- **Task requirements**
Count lines with the string "name" in them. State the number alone.

- **Material supplied**
※
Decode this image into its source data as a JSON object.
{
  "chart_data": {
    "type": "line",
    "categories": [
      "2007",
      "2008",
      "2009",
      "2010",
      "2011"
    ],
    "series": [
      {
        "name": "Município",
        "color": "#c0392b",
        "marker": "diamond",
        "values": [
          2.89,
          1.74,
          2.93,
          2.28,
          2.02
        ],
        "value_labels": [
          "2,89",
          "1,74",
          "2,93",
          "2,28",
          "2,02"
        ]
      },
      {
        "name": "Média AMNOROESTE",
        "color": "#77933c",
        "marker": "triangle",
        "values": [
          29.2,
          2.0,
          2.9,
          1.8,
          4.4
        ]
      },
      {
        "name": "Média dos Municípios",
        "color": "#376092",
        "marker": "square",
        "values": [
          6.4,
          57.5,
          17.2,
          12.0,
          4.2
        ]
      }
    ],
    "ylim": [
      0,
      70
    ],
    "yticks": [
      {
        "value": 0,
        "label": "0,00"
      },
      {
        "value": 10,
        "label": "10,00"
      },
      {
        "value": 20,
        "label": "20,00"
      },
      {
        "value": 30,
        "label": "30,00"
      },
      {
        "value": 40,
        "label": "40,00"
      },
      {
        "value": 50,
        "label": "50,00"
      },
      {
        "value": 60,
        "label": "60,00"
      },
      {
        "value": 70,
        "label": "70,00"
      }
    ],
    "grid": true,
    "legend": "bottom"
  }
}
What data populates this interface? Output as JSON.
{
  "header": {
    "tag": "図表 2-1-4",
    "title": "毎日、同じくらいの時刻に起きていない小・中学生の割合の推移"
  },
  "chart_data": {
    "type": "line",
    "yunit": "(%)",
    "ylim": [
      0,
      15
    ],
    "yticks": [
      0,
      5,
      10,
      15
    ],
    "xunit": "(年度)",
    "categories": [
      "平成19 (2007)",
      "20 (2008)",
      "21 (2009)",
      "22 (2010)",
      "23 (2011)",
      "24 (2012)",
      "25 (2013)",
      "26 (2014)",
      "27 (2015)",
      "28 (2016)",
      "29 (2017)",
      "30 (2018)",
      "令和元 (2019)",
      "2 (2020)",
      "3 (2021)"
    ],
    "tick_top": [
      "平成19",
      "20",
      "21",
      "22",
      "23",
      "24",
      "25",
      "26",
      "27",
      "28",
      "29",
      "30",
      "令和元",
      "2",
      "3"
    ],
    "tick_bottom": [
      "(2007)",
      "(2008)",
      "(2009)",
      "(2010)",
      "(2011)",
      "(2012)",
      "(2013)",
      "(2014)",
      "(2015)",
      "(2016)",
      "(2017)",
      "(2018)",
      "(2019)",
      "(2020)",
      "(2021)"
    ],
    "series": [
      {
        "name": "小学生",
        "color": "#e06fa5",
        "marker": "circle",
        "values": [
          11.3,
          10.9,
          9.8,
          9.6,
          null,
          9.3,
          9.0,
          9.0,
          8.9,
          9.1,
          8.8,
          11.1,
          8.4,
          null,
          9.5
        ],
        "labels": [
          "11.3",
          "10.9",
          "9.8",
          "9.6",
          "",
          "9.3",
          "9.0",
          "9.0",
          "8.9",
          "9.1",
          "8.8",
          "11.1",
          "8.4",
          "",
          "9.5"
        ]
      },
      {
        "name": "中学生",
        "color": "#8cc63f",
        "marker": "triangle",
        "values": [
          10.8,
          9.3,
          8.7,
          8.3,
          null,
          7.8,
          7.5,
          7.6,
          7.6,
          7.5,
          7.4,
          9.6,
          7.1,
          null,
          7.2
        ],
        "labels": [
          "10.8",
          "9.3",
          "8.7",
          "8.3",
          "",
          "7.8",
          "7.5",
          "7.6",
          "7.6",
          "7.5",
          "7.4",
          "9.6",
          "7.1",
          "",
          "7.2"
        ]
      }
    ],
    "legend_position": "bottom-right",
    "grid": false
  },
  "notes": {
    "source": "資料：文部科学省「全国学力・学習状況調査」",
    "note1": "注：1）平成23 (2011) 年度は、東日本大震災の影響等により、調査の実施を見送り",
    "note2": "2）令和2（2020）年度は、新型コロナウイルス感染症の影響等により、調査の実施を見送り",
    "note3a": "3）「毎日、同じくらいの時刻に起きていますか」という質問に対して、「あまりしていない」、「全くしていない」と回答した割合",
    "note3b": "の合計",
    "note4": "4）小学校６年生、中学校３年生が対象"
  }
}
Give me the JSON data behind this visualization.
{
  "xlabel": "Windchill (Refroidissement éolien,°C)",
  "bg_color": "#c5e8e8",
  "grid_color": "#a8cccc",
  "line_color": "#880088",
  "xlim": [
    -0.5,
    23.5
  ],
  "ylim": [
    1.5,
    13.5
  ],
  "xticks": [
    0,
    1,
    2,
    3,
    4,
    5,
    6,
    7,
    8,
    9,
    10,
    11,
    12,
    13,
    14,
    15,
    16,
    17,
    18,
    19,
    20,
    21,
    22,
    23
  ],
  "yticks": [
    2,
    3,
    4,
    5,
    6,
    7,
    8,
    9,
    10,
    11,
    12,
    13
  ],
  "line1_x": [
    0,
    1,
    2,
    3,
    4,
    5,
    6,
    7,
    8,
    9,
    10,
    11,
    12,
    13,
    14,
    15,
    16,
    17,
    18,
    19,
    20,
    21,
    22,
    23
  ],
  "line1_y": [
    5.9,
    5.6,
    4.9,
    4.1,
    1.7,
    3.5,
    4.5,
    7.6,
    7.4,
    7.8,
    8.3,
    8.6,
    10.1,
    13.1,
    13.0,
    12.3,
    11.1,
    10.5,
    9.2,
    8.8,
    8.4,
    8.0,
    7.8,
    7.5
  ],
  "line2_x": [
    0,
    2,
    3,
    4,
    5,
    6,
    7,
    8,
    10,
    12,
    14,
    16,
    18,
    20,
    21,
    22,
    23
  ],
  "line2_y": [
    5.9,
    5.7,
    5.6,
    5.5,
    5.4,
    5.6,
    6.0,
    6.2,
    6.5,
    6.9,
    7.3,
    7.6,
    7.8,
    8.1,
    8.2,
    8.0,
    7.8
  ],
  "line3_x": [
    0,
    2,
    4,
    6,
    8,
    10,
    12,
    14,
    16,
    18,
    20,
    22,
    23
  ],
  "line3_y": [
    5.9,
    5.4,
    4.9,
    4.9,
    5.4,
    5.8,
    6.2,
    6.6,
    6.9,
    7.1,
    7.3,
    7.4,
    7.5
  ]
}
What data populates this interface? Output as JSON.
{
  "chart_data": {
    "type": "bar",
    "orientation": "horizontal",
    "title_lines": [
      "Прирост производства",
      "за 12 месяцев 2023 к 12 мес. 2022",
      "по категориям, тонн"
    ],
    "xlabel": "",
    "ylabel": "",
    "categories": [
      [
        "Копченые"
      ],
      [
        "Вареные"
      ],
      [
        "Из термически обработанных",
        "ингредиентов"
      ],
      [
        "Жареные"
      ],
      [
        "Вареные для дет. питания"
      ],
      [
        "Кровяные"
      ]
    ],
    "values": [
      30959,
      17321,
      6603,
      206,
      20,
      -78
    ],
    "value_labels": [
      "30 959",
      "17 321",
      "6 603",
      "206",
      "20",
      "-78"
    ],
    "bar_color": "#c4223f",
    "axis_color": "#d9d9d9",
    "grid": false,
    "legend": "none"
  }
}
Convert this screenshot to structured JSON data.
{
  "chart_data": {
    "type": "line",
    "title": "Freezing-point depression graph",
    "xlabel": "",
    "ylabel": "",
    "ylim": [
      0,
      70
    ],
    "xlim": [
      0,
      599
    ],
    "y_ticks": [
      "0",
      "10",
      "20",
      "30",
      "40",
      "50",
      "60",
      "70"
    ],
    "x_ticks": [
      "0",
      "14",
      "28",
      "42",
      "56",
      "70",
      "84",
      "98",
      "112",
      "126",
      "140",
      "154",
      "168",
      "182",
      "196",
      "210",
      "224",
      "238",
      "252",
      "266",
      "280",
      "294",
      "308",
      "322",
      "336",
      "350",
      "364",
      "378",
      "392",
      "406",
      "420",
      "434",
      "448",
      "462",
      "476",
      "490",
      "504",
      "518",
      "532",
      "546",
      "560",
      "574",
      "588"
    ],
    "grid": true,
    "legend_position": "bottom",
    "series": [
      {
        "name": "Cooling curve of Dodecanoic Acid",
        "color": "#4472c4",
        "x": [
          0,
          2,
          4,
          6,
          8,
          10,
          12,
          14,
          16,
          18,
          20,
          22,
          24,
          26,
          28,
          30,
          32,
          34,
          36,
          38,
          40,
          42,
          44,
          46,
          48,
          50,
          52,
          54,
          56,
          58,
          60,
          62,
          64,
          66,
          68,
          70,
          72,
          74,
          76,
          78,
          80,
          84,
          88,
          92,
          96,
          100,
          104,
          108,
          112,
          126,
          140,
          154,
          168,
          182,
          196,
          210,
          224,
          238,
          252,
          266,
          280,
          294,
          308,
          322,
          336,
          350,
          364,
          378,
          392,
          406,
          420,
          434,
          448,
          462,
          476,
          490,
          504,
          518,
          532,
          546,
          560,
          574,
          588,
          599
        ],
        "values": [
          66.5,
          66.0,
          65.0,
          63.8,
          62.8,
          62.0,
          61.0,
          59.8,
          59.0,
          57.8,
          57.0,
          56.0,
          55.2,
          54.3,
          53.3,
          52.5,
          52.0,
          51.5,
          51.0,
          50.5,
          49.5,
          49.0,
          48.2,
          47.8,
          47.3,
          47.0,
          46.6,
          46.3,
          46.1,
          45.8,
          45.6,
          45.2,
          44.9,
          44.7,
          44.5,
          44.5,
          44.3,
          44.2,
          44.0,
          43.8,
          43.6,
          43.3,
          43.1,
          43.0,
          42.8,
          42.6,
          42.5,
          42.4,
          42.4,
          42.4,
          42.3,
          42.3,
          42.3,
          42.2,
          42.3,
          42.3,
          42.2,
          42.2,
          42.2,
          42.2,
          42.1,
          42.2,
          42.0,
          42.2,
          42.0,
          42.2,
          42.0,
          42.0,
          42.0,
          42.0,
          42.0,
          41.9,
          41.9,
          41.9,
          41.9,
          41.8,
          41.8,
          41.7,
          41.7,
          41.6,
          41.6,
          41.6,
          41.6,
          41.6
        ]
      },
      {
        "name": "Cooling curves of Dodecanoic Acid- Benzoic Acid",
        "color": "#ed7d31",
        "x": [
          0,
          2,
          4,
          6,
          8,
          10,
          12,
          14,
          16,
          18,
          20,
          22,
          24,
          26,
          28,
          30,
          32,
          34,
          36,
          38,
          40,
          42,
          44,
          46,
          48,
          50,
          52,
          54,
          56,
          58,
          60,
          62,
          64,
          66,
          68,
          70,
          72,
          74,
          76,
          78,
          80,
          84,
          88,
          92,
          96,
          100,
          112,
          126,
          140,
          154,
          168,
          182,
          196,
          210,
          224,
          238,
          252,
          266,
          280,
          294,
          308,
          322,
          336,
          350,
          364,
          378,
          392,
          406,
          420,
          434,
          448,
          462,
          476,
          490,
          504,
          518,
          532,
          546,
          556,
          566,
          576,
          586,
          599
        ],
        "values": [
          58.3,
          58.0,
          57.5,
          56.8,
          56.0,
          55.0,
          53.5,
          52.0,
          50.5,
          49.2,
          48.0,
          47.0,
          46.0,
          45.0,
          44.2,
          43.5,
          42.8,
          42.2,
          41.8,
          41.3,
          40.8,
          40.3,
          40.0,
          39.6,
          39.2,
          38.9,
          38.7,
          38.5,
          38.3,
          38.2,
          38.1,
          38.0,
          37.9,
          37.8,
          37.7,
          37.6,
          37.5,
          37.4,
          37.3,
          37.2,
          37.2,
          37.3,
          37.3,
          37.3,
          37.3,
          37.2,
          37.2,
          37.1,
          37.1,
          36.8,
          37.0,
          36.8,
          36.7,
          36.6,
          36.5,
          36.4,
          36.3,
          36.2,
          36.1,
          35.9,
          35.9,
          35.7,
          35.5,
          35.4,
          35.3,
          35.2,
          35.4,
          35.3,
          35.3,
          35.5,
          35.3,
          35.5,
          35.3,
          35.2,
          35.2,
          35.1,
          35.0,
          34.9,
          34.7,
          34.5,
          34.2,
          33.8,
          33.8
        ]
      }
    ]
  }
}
※
- **Solved problem**
7